> EXERCISE GOAL
Check each line of the listing, and copy it if it contains the word "chart".

> GIVEN RECORDS
• • • • • • •

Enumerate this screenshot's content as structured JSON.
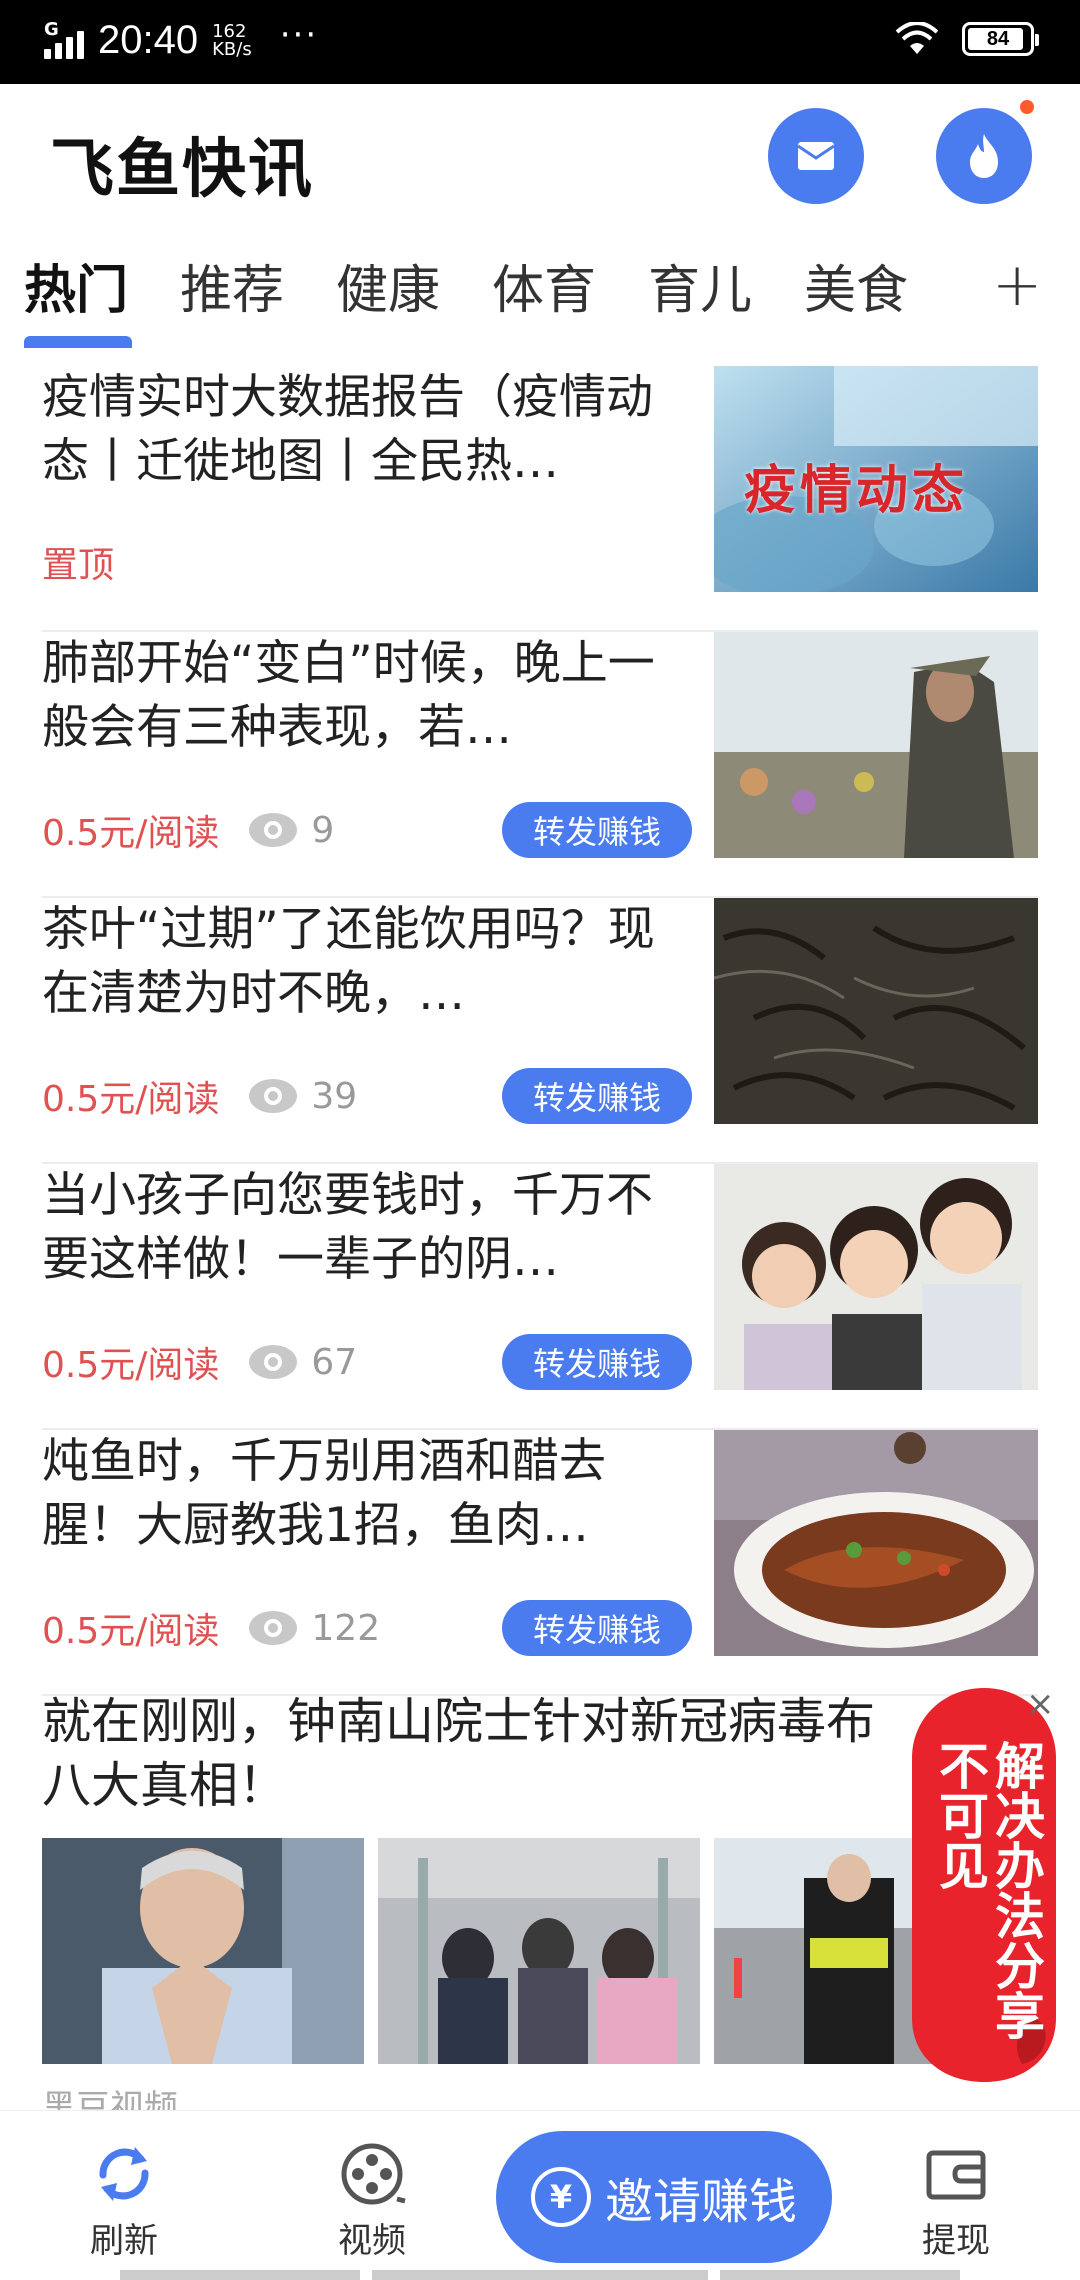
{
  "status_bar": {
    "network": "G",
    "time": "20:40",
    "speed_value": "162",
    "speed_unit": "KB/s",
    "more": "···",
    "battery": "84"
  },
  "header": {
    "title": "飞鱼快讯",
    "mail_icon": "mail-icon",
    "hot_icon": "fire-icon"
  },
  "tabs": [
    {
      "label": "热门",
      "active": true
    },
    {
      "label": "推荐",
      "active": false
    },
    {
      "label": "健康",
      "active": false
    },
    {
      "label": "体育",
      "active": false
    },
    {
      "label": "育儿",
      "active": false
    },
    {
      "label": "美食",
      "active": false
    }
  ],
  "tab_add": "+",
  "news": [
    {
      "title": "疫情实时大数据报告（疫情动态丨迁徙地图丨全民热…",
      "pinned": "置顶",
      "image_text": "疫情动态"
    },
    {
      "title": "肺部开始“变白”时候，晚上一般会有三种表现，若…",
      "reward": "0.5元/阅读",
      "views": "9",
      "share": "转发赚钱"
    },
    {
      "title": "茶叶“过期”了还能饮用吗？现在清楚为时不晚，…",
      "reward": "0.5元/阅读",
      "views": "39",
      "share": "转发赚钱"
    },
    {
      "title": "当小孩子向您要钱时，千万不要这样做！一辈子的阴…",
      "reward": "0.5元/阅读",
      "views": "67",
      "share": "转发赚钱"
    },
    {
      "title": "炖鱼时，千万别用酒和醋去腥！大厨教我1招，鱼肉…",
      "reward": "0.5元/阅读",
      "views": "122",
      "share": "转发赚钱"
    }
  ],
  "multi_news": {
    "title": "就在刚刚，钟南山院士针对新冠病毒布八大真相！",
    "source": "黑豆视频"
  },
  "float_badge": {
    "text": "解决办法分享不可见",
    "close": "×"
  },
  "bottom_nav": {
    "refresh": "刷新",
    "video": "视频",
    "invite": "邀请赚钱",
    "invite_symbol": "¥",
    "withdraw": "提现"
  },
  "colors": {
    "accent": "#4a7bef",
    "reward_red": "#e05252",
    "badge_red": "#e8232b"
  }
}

• • • • • • •

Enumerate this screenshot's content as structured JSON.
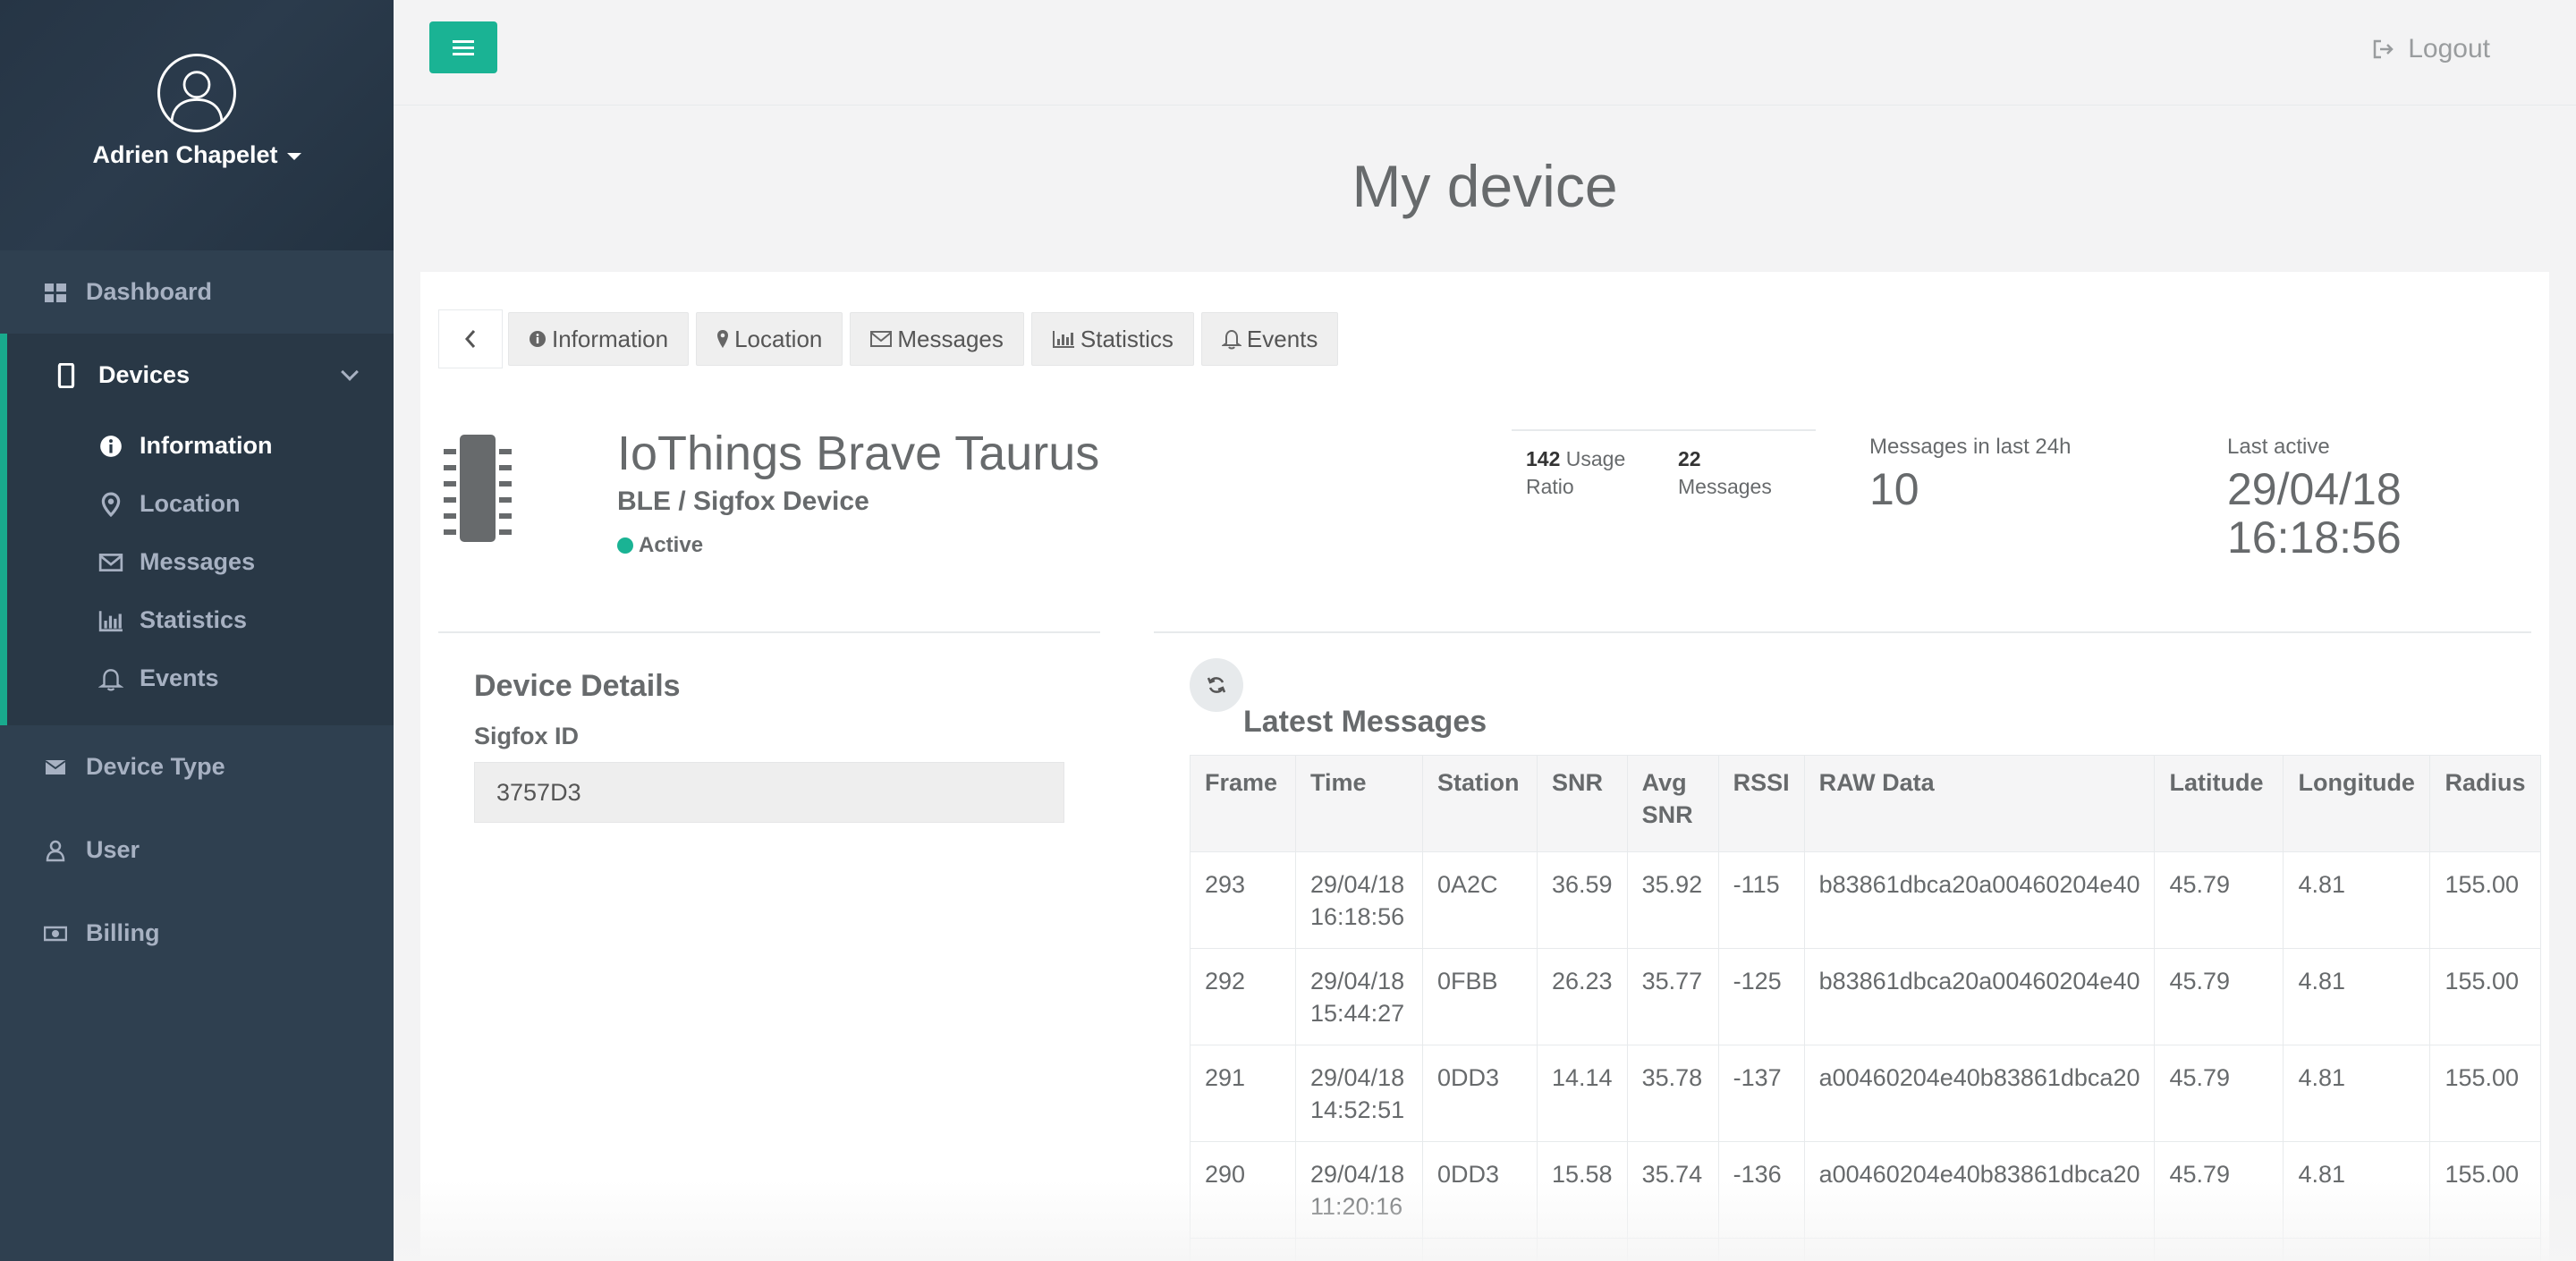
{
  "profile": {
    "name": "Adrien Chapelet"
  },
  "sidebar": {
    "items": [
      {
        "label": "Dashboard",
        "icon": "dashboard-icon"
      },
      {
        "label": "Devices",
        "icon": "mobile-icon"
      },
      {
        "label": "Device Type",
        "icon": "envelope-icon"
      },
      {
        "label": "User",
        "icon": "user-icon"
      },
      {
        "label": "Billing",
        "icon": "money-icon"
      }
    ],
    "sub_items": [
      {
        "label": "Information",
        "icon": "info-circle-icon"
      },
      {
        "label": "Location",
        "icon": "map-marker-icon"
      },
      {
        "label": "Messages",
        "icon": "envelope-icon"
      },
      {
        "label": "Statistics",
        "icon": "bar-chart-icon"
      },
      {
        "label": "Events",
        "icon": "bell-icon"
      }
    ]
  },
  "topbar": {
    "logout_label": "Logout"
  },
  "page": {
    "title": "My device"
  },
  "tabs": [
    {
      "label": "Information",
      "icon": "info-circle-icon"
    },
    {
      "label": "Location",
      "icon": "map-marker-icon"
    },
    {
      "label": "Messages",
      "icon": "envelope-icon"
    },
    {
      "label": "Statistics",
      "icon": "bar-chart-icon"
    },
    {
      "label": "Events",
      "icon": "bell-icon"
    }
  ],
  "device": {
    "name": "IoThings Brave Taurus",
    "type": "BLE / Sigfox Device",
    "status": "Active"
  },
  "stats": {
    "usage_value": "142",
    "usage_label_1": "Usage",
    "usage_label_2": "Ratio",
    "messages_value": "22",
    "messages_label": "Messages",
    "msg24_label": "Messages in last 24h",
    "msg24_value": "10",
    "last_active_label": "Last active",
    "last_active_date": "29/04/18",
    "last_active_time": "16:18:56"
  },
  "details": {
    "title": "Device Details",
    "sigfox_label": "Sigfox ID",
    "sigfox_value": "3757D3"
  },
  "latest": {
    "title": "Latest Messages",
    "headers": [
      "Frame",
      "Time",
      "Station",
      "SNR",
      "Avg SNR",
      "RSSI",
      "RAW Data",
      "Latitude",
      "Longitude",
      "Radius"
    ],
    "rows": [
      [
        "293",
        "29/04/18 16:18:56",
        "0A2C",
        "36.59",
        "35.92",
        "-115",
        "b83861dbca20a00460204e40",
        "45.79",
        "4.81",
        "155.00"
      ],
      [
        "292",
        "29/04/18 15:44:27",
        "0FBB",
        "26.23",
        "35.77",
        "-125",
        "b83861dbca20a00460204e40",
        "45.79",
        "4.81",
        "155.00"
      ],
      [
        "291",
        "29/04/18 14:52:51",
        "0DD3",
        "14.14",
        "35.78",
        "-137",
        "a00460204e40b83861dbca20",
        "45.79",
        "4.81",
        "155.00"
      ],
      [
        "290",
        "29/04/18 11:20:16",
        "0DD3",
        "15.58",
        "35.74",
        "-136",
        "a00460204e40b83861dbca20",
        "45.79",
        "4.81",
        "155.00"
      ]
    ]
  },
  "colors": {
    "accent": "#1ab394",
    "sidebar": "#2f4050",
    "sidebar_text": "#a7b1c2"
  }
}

• • • • • • •

> FULL OUTPUT
        "icon": "bar-chart-icon"
      "icon": "bar-chart-icon"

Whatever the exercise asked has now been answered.